#### Provided records
########
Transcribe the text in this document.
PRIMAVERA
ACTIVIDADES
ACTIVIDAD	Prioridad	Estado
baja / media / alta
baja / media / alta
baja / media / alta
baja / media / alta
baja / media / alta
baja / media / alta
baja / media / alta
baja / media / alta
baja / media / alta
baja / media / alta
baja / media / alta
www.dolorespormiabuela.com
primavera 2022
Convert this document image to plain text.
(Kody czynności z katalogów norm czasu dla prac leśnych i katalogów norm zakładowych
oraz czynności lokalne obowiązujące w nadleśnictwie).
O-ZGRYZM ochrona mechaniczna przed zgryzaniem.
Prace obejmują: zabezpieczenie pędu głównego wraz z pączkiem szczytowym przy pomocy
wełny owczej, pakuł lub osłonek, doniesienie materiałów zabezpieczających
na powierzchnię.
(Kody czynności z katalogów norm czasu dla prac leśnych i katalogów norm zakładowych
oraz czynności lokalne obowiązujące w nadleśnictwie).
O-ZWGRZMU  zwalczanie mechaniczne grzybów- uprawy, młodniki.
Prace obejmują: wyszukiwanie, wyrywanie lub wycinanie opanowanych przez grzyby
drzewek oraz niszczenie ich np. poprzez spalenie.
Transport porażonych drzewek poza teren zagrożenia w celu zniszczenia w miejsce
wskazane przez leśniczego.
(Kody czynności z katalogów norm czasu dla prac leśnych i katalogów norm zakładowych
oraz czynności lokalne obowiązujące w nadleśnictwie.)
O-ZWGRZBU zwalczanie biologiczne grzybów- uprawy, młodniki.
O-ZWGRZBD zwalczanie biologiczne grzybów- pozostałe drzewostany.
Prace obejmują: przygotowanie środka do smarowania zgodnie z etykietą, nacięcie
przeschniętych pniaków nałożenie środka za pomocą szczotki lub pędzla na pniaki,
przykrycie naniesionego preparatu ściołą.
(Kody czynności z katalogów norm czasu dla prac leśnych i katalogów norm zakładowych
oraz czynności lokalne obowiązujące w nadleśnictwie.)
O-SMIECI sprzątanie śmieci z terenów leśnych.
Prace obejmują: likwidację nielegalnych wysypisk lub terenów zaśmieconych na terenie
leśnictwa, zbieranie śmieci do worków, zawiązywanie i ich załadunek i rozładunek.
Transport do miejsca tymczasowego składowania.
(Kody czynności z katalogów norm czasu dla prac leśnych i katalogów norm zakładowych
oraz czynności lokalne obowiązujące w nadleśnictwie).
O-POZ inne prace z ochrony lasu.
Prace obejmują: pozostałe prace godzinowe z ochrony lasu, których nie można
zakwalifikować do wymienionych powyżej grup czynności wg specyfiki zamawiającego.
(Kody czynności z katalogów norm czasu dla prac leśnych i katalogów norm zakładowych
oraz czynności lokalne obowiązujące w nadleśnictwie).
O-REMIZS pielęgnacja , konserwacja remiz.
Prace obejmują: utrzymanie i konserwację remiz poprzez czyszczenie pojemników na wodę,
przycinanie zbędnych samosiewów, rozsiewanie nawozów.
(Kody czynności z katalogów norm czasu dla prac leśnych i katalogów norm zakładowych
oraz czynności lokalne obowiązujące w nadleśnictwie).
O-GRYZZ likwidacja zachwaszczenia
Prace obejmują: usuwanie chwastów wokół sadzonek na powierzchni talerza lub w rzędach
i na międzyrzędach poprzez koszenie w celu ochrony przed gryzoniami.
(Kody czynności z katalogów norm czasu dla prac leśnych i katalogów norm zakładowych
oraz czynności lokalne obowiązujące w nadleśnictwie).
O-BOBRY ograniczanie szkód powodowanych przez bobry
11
########
#### Description of the task
Give only the number of lines in the data that include the string "poprzez".

#### Task solution
3